----- Records provided

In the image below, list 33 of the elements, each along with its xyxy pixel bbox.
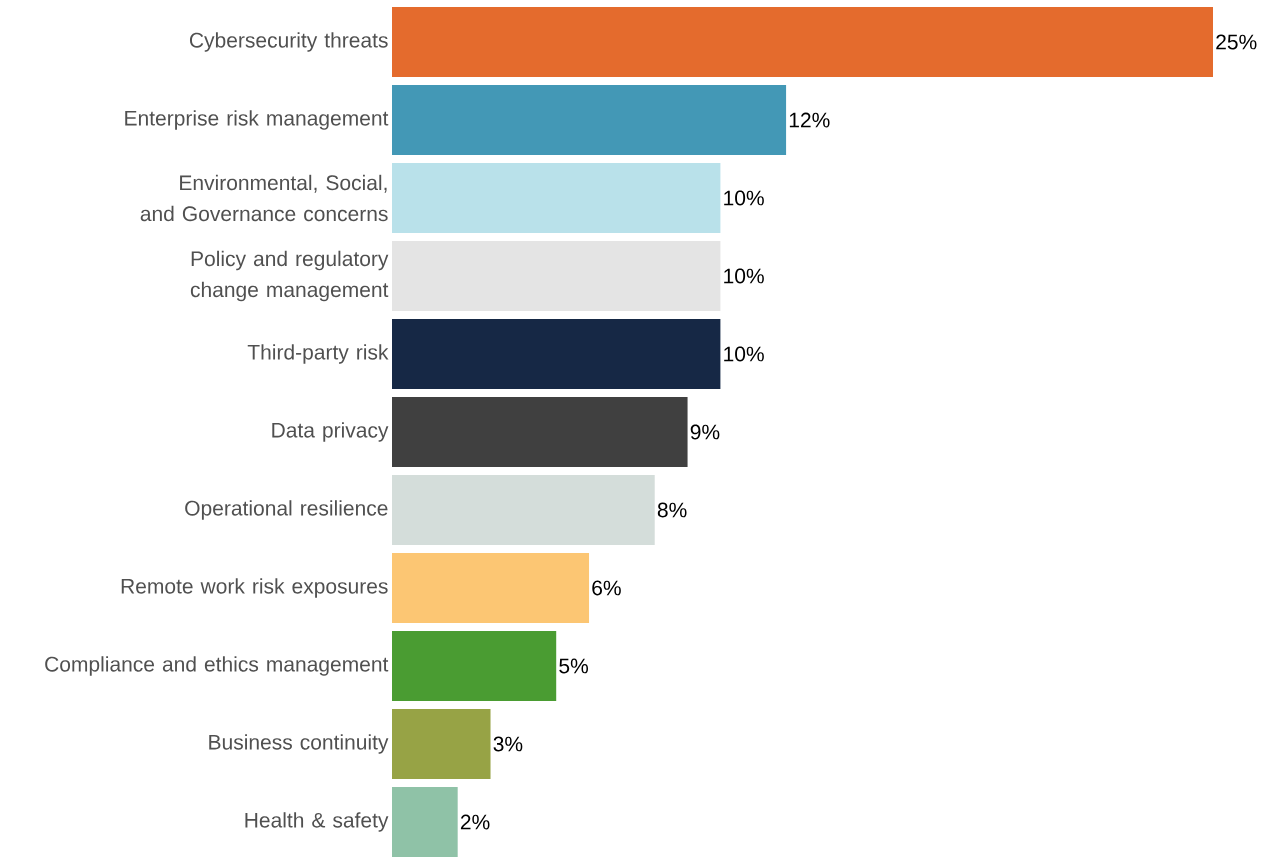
y-tick-label: Cybersecurity threats	[189, 32, 388, 52]
y-tick-label: Third-party risk	[247, 344, 389, 364]
y-tick-label: Operational resilience	[185, 500, 388, 520]
bar	[392, 241, 721, 311]
y-tick-label: Data privacy	[272, 422, 389, 442]
data-label: 3%	[493, 736, 523, 752]
y-tick-label: Health & safety	[245, 812, 389, 832]
bar	[392, 319, 721, 389]
bar	[392, 552, 590, 623]
data-label: 10%	[724, 268, 764, 284]
y-tick-label: Remote work risk exposures	[121, 578, 388, 598]
bar	[392, 786, 458, 857]
y-tick-label: Business continuity	[209, 734, 389, 754]
y-tick-label: Compliance and ethics management	[45, 656, 389, 676]
data-label: 6%	[592, 580, 621, 596]
y-tick-label: Enterprise risk management	[125, 110, 389, 130]
data-label: 5%	[559, 658, 588, 674]
bar	[392, 631, 557, 701]
y-tick-label: Environmental, Social, and Governance concerns	[140, 174, 388, 222]
bar	[392, 475, 655, 545]
data-label: 2%	[460, 814, 490, 830]
data-label: 10%	[724, 346, 764, 362]
bar	[392, 397, 688, 467]
y-tick-label: Policy and regulatory change management	[190, 250, 389, 302]
bar	[392, 85, 787, 155]
data-label: 8%	[657, 502, 687, 518]
bar	[392, 163, 721, 233]
data-label: 10%	[724, 190, 764, 206]
data-label: 12%	[789, 112, 830, 128]
bar	[392, 709, 491, 779]
data-label: 9%	[690, 424, 720, 440]
bar	[392, 7, 1213, 77]
data-label: 25%	[1216, 34, 1257, 50]
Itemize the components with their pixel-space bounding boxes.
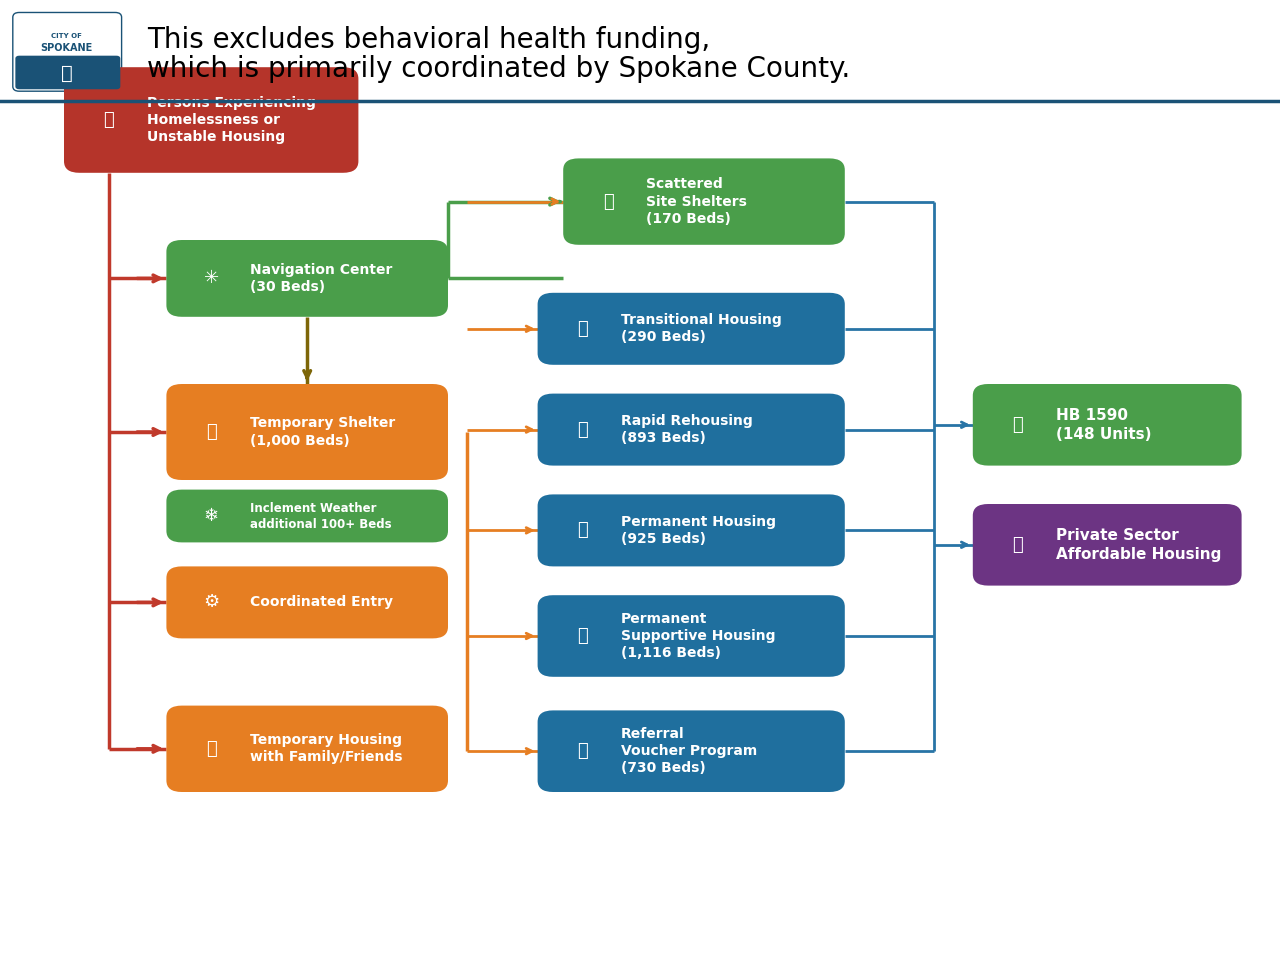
FancyBboxPatch shape [538, 494, 845, 566]
Text: 📍: 📍 [603, 193, 613, 210]
Text: 🏗: 🏗 [1012, 416, 1023, 434]
FancyBboxPatch shape [13, 12, 122, 91]
FancyBboxPatch shape [538, 710, 845, 792]
Text: ✳: ✳ [204, 270, 219, 287]
Text: Permanent
Supportive Housing
(1,116 Beds): Permanent Supportive Housing (1,116 Beds… [621, 612, 776, 660]
Text: Referral
Voucher Program
(730 Beds): Referral Voucher Program (730 Beds) [621, 727, 756, 776]
Text: HB 1590
(148 Units): HB 1590 (148 Units) [1056, 408, 1152, 442]
Text: Permanent Housing
(925 Beds): Permanent Housing (925 Beds) [621, 515, 776, 546]
Text: 🤲: 🤲 [577, 627, 588, 645]
Text: ❄: ❄ [204, 507, 219, 525]
Text: Private Sector
Affordable Housing: Private Sector Affordable Housing [1056, 528, 1221, 562]
Text: Coordinated Entry: Coordinated Entry [250, 595, 393, 610]
Text: 🛏: 🛏 [206, 423, 216, 441]
Text: 🏢: 🏢 [577, 742, 588, 760]
FancyBboxPatch shape [538, 293, 845, 365]
Text: Temporary Shelter
(1,000 Beds): Temporary Shelter (1,000 Beds) [250, 417, 394, 447]
Text: SPOKANE: SPOKANE [41, 43, 92, 53]
Text: ⏰: ⏰ [577, 420, 588, 439]
FancyBboxPatch shape [166, 490, 448, 542]
FancyBboxPatch shape [563, 158, 845, 245]
Text: 🏛: 🏛 [60, 63, 73, 83]
Text: Navigation Center
(30 Beds): Navigation Center (30 Beds) [250, 263, 392, 294]
Text: Rapid Rehousing
(893 Beds): Rapid Rehousing (893 Beds) [621, 414, 753, 445]
Text: 🏠: 🏠 [206, 740, 216, 757]
Text: Inclement Weather
additional 100+ Beds: Inclement Weather additional 100+ Beds [250, 501, 392, 531]
FancyBboxPatch shape [166, 240, 448, 317]
Text: which is primarily coordinated by Spokane County.: which is primarily coordinated by Spokan… [147, 55, 850, 84]
Text: 👥: 👥 [1012, 536, 1023, 554]
Text: 🏡: 🏡 [577, 521, 588, 540]
FancyBboxPatch shape [538, 394, 845, 466]
Text: Temporary Housing
with Family/Friends: Temporary Housing with Family/Friends [250, 733, 402, 764]
Text: Transitional Housing
(290 Beds): Transitional Housing (290 Beds) [621, 313, 782, 345]
FancyBboxPatch shape [166, 384, 448, 480]
FancyBboxPatch shape [973, 504, 1242, 586]
Text: 🚶: 🚶 [104, 111, 114, 129]
FancyBboxPatch shape [973, 384, 1242, 466]
Text: This excludes behavioral health funding,: This excludes behavioral health funding, [147, 26, 710, 55]
FancyBboxPatch shape [166, 706, 448, 792]
Text: Persons Experiencing
Homelessness or
Unstable Housing: Persons Experiencing Homelessness or Uns… [147, 96, 316, 144]
FancyBboxPatch shape [166, 566, 448, 638]
Text: ⚙: ⚙ [204, 593, 219, 612]
Text: Scattered
Site Shelters
(170 Beds): Scattered Site Shelters (170 Beds) [646, 178, 748, 226]
FancyBboxPatch shape [538, 595, 845, 677]
Text: CITY OF: CITY OF [51, 33, 82, 38]
Text: 🔲: 🔲 [577, 320, 588, 338]
FancyBboxPatch shape [15, 56, 120, 89]
FancyBboxPatch shape [64, 67, 358, 173]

----------

Task details:
Copy out all the data above word for word, leaving out the pictures.

Solution for this exercise:
In the image below, list 33 of the elements, each along with its xyxy pixel bbox.
y-tick-label: Cybersecurity threats	[189, 32, 388, 52]
y-tick-label: Third-party risk	[247, 344, 389, 364]
y-tick-label: Operational resilience	[185, 500, 388, 520]
bar	[392, 241, 721, 311]
y-tick-label: Data privacy	[272, 422, 389, 442]
data-label: 3%	[493, 736, 523, 752]
y-tick-label: Health & safety	[245, 812, 389, 832]
bar	[392, 319, 721, 389]
bar	[392, 552, 590, 623]
data-label: 10%	[724, 268, 764, 284]
y-tick-label: Remote work risk exposures	[121, 578, 388, 598]
bar	[392, 786, 458, 857]
y-tick-label: Business continuity	[209, 734, 389, 754]
y-tick-label: Compliance and ethics management	[45, 656, 389, 676]
data-label: 6%	[592, 580, 621, 596]
y-tick-label: Enterprise risk management	[125, 110, 389, 130]
data-label: 5%	[559, 658, 588, 674]
bar	[392, 631, 557, 701]
y-tick-label: Environmental, Social, and Governance concerns	[140, 174, 388, 222]
bar	[392, 475, 655, 545]
data-label: 2%	[460, 814, 490, 830]
data-label: 10%	[724, 346, 764, 362]
bar	[392, 397, 688, 467]
y-tick-label: Policy and regulatory change management	[190, 250, 389, 302]
bar	[392, 85, 787, 155]
data-label: 8%	[657, 502, 687, 518]
bar	[392, 163, 721, 233]
data-label: 10%	[724, 190, 764, 206]
data-label: 12%	[789, 112, 830, 128]
bar	[392, 709, 491, 779]
data-label: 9%	[690, 424, 720, 440]
bar	[392, 7, 1213, 77]
data-label: 25%	[1216, 34, 1257, 50]
Itemize the components with their pixel-space bounding boxes.
FancyBboxPatch shape [538, 494, 845, 566]
Text: 📍: 📍 [603, 193, 613, 210]
Text: 🏗: 🏗 [1012, 416, 1023, 434]
FancyBboxPatch shape [13, 12, 122, 91]
FancyBboxPatch shape [538, 710, 845, 792]
Text: ✳: ✳ [204, 270, 219, 287]
Text: Permanent
Supportive Housing
(1,116 Beds): Permanent Supportive Housing (1,116 Beds… [621, 612, 776, 660]
Text: Referral
Voucher Program
(730 Beds): Referral Voucher Program (730 Beds) [621, 727, 756, 776]
Text: HB 1590
(148 Units): HB 1590 (148 Units) [1056, 408, 1152, 442]
Text: Permanent Housing
(925 Beds): Permanent Housing (925 Beds) [621, 515, 776, 546]
Text: 🤲: 🤲 [577, 627, 588, 645]
Text: ❄: ❄ [204, 507, 219, 525]
Text: Private Sector
Affordable Housing: Private Sector Affordable Housing [1056, 528, 1221, 562]
Text: Coordinated Entry: Coordinated Entry [250, 595, 393, 610]
Text: 🛏: 🛏 [206, 423, 216, 441]
Text: 🏢: 🏢 [577, 742, 588, 760]
FancyBboxPatch shape [538, 293, 845, 365]
Text: Temporary Shelter
(1,000 Beds): Temporary Shelter (1,000 Beds) [250, 417, 394, 447]
Text: SPOKANE: SPOKANE [41, 43, 92, 53]
Text: ⏰: ⏰ [577, 420, 588, 439]
FancyBboxPatch shape [166, 490, 448, 542]
FancyBboxPatch shape [563, 158, 845, 245]
Text: 🏛: 🏛 [60, 63, 73, 83]
Text: Navigation Center
(30 Beds): Navigation Center (30 Beds) [250, 263, 392, 294]
Text: Rapid Rehousing
(893 Beds): Rapid Rehousing (893 Beds) [621, 414, 753, 445]
Text: 🏠: 🏠 [206, 740, 216, 757]
Text: Inclement Weather
additional 100+ Beds: Inclement Weather additional 100+ Beds [250, 501, 392, 531]
FancyBboxPatch shape [166, 240, 448, 317]
Text: which is primarily coordinated by Spokane County.: which is primarily coordinated by Spokan… [147, 55, 850, 84]
Text: 👥: 👥 [1012, 536, 1023, 554]
Text: 🏡: 🏡 [577, 521, 588, 540]
FancyBboxPatch shape [538, 394, 845, 466]
Text: Temporary Housing
with Family/Friends: Temporary Housing with Family/Friends [250, 733, 402, 764]
Text: Transitional Housing
(290 Beds): Transitional Housing (290 Beds) [621, 313, 782, 345]
FancyBboxPatch shape [166, 384, 448, 480]
FancyBboxPatch shape [973, 504, 1242, 586]
Text: 🚶: 🚶 [104, 111, 114, 129]
FancyBboxPatch shape [973, 384, 1242, 466]
Text: This excludes behavioral health funding,: This excludes behavioral health funding, [147, 26, 710, 55]
FancyBboxPatch shape [166, 706, 448, 792]
Text: Persons Experiencing
Homelessness or
Unstable Housing: Persons Experiencing Homelessness or Uns… [147, 96, 316, 144]
FancyBboxPatch shape [166, 566, 448, 638]
Text: ⚙: ⚙ [204, 593, 219, 612]
Text: Scattered
Site Shelters
(170 Beds): Scattered Site Shelters (170 Beds) [646, 178, 748, 226]
FancyBboxPatch shape [538, 595, 845, 677]
Text: CITY OF: CITY OF [51, 33, 82, 38]
Text: 🔲: 🔲 [577, 320, 588, 338]
FancyBboxPatch shape [15, 56, 120, 89]
FancyBboxPatch shape [64, 67, 358, 173]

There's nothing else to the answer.